### Objective
In the entries below, replace every occurrence of "dvd" with "bluray" and leave everything else unchanged. Omit the pictures from your answer.

Layout element annotations
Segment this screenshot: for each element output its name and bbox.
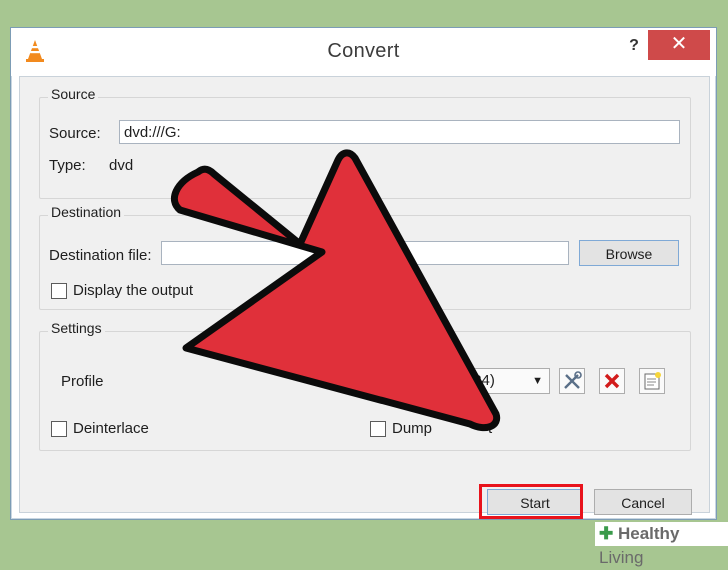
edit-profile-button[interactable] bbox=[559, 368, 585, 394]
help-button[interactable]: ? bbox=[617, 30, 651, 62]
watermark: ✚ Healthy Living bbox=[595, 522, 728, 567]
window-title: Convert bbox=[327, 40, 400, 62]
start-button-highlight bbox=[479, 484, 583, 519]
destination-file-input[interactable] bbox=[161, 241, 569, 265]
dump-raw-input-label-left: Dump bbox=[392, 420, 433, 437]
delete-profile-button[interactable] bbox=[599, 368, 625, 394]
chevron-down-icon: ▼ bbox=[532, 375, 543, 387]
deinterlace-checkbox[interactable] bbox=[51, 421, 67, 437]
source-input[interactable]: dvd:///G: bbox=[119, 120, 680, 144]
watermark-brand: Healthy bbox=[617, 524, 680, 543]
profile-select-value: MP4) bbox=[459, 372, 495, 389]
close-button[interactable]: ✕ bbox=[648, 30, 710, 60]
profile-label: Profile bbox=[61, 373, 104, 390]
convert-dialog: Convert ? ✕ Source Source: dvd:///G: Typ… bbox=[10, 27, 717, 520]
deinterlace-label: Deinterlace bbox=[73, 420, 149, 437]
watermark-cross-icon: ✚ bbox=[599, 524, 614, 543]
dump-raw-input-label-right: t bbox=[488, 420, 493, 437]
tools-icon bbox=[564, 371, 582, 389]
dump-raw-input-checkbox[interactable] bbox=[370, 421, 386, 437]
cancel-button[interactable]: Cancel bbox=[594, 489, 692, 515]
source-group: Source bbox=[39, 86, 691, 199]
settings-group-label: Settings bbox=[48, 320, 105, 336]
profile-select[interactable]: MP4) ▼ bbox=[452, 368, 550, 394]
destination-file-label: Destination file: bbox=[49, 247, 152, 264]
display-output-label: Display the output bbox=[73, 282, 194, 299]
watermark-brand-light: Living bbox=[599, 548, 644, 567]
type-label: Type: bbox=[49, 157, 86, 174]
destination-group-label: Destination bbox=[48, 204, 125, 220]
new-profile-icon bbox=[644, 372, 661, 390]
type-value: dvd bbox=[109, 157, 134, 174]
red-x-icon bbox=[604, 373, 620, 389]
dialog-content: Source Source: dvd:///G: Type: dvd Desti… bbox=[19, 76, 710, 519]
display-output-checkbox[interactable] bbox=[51, 283, 67, 299]
source-group-label: Source bbox=[48, 86, 99, 102]
source-label: Source: bbox=[49, 125, 101, 142]
browse-button[interactable]: Browse bbox=[579, 240, 679, 266]
new-profile-button[interactable] bbox=[639, 368, 665, 394]
title-bar[interactable]: Convert ? ✕ bbox=[11, 28, 716, 76]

### Complete output
Segment this screenshot: for each element output its name and bbox.
edit-profile-button[interactable] bbox=[559, 368, 585, 394]
help-button[interactable]: ? bbox=[617, 30, 651, 62]
watermark: ✚ Healthy Living bbox=[595, 522, 728, 567]
window-title: Convert bbox=[327, 40, 400, 62]
start-button-highlight bbox=[479, 484, 583, 519]
destination-file-input[interactable] bbox=[161, 241, 569, 265]
dump-raw-input-label-left: Dump bbox=[392, 420, 433, 437]
delete-profile-button[interactable] bbox=[599, 368, 625, 394]
chevron-down-icon: ▼ bbox=[532, 375, 543, 387]
deinterlace-checkbox[interactable] bbox=[51, 421, 67, 437]
source-input[interactable]: bluray:///G: bbox=[119, 120, 680, 144]
watermark-brand: Healthy bbox=[617, 524, 680, 543]
profile-select-value: MP4) bbox=[459, 372, 495, 389]
close-button[interactable]: ✕ bbox=[648, 30, 710, 60]
profile-label: Profile bbox=[61, 373, 104, 390]
convert-dialog: Convert ? ✕ Source Source: bluray:///G: Typ… bbox=[10, 27, 717, 520]
deinterlace-label: Deinterlace bbox=[73, 420, 149, 437]
watermark-cross-icon: ✚ bbox=[599, 524, 614, 543]
dump-raw-input-label-right: t bbox=[488, 420, 493, 437]
tools-icon bbox=[564, 371, 582, 389]
dump-raw-input-checkbox[interactable] bbox=[370, 421, 386, 437]
cancel-button[interactable]: Cancel bbox=[594, 489, 692, 515]
source-group: Source bbox=[39, 86, 691, 199]
settings-group-label: Settings bbox=[48, 320, 105, 336]
profile-select[interactable]: MP4) ▼ bbox=[452, 368, 550, 394]
destination-file-label: Destination file: bbox=[49, 247, 152, 264]
display-output-label: Display the output bbox=[73, 282, 194, 299]
watermark-brand-light: Living bbox=[599, 548, 644, 567]
type-label: Type: bbox=[49, 157, 86, 174]
destination-group-label: Destination bbox=[48, 204, 125, 220]
new-profile-icon bbox=[644, 372, 661, 390]
type-value: bluray bbox=[109, 157, 134, 174]
red-x-icon bbox=[604, 373, 620, 389]
dialog-content: Source Source: bluray:///G: Type: bluray Desti… bbox=[19, 76, 710, 519]
display-output-checkbox[interactable] bbox=[51, 283, 67, 299]
source-group-label: Source bbox=[48, 86, 99, 102]
source-label: Source: bbox=[49, 125, 101, 142]
browse-button[interactable]: Browse bbox=[579, 240, 679, 266]
new-profile-button[interactable] bbox=[639, 368, 665, 394]
title-bar[interactable]: Convert ? ✕ bbox=[11, 28, 716, 76]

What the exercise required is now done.